Start
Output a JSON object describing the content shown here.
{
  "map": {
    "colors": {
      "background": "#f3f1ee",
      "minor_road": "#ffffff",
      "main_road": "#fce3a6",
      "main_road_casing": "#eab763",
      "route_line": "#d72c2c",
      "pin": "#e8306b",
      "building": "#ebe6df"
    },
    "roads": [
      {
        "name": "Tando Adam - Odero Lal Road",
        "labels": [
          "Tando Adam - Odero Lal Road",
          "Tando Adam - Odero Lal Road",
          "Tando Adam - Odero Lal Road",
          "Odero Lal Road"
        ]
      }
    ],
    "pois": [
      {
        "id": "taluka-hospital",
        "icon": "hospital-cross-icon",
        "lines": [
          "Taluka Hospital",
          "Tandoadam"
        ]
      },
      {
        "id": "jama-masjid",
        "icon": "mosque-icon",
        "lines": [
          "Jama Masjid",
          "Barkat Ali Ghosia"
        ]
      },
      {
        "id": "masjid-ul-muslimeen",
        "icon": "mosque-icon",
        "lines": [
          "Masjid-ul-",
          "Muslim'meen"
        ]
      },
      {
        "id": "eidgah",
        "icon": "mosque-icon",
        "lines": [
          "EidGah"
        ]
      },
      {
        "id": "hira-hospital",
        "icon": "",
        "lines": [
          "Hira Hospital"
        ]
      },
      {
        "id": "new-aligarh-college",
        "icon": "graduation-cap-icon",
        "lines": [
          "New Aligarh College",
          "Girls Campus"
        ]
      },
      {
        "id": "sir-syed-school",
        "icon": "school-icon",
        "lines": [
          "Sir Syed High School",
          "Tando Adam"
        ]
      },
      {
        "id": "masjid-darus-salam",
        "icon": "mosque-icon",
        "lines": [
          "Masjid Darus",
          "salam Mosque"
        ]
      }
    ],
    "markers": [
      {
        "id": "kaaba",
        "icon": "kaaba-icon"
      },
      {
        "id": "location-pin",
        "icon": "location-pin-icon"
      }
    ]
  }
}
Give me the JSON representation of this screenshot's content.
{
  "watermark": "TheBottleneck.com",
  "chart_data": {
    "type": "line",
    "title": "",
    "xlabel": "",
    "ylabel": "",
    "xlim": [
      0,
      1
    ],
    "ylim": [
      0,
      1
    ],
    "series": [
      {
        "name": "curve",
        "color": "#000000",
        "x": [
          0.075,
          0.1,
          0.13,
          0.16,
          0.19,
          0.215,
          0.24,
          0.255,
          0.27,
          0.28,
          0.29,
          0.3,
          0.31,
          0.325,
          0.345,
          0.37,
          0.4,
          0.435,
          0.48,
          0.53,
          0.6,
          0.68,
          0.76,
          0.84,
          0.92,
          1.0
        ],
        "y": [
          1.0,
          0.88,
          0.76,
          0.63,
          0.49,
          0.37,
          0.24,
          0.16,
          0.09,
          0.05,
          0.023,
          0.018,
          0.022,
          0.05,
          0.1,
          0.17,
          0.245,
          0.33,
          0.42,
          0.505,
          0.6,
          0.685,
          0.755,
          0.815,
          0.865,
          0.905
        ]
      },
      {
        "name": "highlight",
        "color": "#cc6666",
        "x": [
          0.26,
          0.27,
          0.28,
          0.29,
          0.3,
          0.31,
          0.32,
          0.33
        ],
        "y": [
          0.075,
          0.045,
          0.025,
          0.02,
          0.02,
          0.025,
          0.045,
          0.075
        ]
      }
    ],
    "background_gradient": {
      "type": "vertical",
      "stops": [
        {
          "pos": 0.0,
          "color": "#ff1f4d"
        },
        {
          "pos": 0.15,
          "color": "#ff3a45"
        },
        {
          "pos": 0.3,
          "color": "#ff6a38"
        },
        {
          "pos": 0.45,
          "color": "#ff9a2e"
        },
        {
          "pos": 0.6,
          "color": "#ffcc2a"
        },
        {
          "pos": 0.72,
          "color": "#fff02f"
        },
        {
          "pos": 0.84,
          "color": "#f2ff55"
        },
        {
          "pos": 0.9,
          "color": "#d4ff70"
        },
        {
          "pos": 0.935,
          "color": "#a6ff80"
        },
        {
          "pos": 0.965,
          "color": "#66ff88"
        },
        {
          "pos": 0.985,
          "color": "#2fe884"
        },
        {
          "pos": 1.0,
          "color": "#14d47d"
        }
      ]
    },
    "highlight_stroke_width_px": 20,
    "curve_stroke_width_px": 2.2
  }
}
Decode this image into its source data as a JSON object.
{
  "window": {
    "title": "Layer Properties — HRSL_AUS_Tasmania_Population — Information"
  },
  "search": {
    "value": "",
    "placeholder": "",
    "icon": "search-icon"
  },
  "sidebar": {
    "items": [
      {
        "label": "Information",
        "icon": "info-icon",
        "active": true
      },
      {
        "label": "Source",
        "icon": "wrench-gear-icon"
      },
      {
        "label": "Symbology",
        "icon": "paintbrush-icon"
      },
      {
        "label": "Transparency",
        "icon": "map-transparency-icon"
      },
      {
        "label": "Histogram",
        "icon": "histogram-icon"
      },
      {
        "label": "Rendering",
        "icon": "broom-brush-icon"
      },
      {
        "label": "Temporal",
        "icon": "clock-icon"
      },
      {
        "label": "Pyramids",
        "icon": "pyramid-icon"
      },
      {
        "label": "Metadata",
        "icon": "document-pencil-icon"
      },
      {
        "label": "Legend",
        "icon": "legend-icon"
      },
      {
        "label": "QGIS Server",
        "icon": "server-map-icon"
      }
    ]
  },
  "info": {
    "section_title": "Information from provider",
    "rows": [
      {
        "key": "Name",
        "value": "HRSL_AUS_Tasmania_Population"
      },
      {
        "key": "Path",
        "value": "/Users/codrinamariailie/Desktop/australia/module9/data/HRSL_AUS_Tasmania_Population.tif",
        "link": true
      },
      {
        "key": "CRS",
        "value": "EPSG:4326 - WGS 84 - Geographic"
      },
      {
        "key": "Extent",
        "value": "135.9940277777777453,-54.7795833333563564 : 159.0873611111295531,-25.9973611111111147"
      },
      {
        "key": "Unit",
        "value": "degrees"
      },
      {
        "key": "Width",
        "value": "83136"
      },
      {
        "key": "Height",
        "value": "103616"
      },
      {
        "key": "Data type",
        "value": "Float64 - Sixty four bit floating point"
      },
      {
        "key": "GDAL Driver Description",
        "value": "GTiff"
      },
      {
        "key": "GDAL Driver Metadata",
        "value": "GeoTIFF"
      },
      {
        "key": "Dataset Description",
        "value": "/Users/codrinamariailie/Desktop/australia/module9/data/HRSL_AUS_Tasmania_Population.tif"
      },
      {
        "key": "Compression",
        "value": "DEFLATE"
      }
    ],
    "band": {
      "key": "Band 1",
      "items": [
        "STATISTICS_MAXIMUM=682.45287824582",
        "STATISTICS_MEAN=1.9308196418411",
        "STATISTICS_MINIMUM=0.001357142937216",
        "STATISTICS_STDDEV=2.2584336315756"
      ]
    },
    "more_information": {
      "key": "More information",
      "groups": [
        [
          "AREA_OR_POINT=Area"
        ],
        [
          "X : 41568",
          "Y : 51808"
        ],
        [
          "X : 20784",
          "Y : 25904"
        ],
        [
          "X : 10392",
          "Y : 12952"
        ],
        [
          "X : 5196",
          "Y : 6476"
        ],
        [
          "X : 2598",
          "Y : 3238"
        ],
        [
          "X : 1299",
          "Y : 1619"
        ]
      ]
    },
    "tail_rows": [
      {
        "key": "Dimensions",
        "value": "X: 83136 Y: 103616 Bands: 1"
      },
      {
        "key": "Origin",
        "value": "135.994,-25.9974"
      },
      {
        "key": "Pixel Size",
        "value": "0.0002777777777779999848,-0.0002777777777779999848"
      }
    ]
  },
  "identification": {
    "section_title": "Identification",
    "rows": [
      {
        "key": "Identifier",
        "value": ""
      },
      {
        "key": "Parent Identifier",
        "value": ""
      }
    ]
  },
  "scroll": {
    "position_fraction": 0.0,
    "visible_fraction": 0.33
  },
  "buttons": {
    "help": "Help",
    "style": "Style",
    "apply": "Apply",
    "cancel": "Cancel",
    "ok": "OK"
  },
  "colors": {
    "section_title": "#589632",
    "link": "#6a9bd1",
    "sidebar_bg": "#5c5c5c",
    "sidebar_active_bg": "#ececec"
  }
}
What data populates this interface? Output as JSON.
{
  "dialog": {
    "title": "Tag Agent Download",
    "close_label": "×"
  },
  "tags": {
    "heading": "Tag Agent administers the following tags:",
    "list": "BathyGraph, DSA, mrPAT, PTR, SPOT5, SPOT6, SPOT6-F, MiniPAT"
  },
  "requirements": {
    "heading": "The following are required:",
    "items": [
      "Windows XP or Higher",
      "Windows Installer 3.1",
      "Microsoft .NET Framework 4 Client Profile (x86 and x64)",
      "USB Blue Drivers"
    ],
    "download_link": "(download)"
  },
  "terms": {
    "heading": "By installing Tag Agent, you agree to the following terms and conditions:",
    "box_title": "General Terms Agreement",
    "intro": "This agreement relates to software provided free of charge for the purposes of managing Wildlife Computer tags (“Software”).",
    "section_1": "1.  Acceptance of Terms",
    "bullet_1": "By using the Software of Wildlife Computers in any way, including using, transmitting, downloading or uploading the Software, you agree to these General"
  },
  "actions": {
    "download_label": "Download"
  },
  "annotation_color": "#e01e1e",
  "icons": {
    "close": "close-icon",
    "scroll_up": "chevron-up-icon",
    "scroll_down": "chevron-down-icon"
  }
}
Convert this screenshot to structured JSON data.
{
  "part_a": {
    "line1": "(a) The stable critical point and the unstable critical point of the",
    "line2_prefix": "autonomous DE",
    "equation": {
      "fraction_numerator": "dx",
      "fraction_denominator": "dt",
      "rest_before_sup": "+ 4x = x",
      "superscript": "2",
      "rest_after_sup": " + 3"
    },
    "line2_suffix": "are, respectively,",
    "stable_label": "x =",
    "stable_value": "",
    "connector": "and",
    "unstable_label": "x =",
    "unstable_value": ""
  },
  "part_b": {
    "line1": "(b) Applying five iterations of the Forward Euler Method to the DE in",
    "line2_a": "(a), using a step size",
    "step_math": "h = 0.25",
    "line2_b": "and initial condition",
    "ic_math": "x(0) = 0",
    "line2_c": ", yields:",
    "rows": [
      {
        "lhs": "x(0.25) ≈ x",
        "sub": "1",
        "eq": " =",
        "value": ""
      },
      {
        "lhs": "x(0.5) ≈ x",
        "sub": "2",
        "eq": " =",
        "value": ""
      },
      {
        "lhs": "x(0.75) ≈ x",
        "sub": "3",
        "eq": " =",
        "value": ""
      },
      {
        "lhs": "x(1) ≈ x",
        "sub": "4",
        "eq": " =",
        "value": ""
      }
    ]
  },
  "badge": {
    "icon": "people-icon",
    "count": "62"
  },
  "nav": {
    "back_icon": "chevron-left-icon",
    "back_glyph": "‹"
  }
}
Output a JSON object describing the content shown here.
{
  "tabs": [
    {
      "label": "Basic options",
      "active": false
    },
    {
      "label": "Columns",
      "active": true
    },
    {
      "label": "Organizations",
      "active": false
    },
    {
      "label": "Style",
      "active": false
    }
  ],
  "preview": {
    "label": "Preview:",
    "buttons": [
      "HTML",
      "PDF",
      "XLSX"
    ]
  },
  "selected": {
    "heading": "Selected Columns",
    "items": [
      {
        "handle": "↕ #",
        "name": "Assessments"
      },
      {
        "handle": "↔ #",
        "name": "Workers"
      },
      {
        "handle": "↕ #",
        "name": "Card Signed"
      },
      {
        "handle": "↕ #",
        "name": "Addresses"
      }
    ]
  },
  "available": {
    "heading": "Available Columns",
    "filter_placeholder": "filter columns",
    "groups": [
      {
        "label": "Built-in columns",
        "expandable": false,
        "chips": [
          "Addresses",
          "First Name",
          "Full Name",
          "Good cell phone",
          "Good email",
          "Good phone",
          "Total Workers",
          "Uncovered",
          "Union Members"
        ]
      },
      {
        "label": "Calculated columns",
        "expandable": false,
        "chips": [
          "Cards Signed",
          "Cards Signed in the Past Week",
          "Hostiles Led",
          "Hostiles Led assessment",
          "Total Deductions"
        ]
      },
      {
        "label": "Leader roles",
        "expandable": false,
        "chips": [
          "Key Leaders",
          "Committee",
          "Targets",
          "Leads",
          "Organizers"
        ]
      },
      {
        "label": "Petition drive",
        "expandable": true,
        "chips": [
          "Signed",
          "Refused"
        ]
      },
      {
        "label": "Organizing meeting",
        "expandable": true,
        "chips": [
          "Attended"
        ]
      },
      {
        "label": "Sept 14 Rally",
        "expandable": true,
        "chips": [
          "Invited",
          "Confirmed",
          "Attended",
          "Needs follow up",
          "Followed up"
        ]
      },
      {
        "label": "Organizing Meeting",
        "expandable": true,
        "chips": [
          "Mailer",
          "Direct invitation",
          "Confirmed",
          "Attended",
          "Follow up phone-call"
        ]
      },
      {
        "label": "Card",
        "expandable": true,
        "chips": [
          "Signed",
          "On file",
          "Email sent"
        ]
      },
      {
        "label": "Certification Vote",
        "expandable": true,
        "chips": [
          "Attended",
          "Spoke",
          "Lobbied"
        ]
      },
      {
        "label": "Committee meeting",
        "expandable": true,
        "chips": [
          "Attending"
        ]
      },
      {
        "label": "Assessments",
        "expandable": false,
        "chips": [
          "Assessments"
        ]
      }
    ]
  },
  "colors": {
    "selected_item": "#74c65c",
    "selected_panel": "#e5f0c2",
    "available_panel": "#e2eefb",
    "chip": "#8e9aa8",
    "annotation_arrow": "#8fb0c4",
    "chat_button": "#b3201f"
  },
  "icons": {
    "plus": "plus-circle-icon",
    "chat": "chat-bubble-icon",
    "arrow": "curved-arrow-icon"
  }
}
End
TASK DIRECTIONS:
Lines that hold "Windows" are the ones to copy; find all of them.

FINAL RESULT:
      "Windows XP or Higher",
      "Windows Installer 3.1",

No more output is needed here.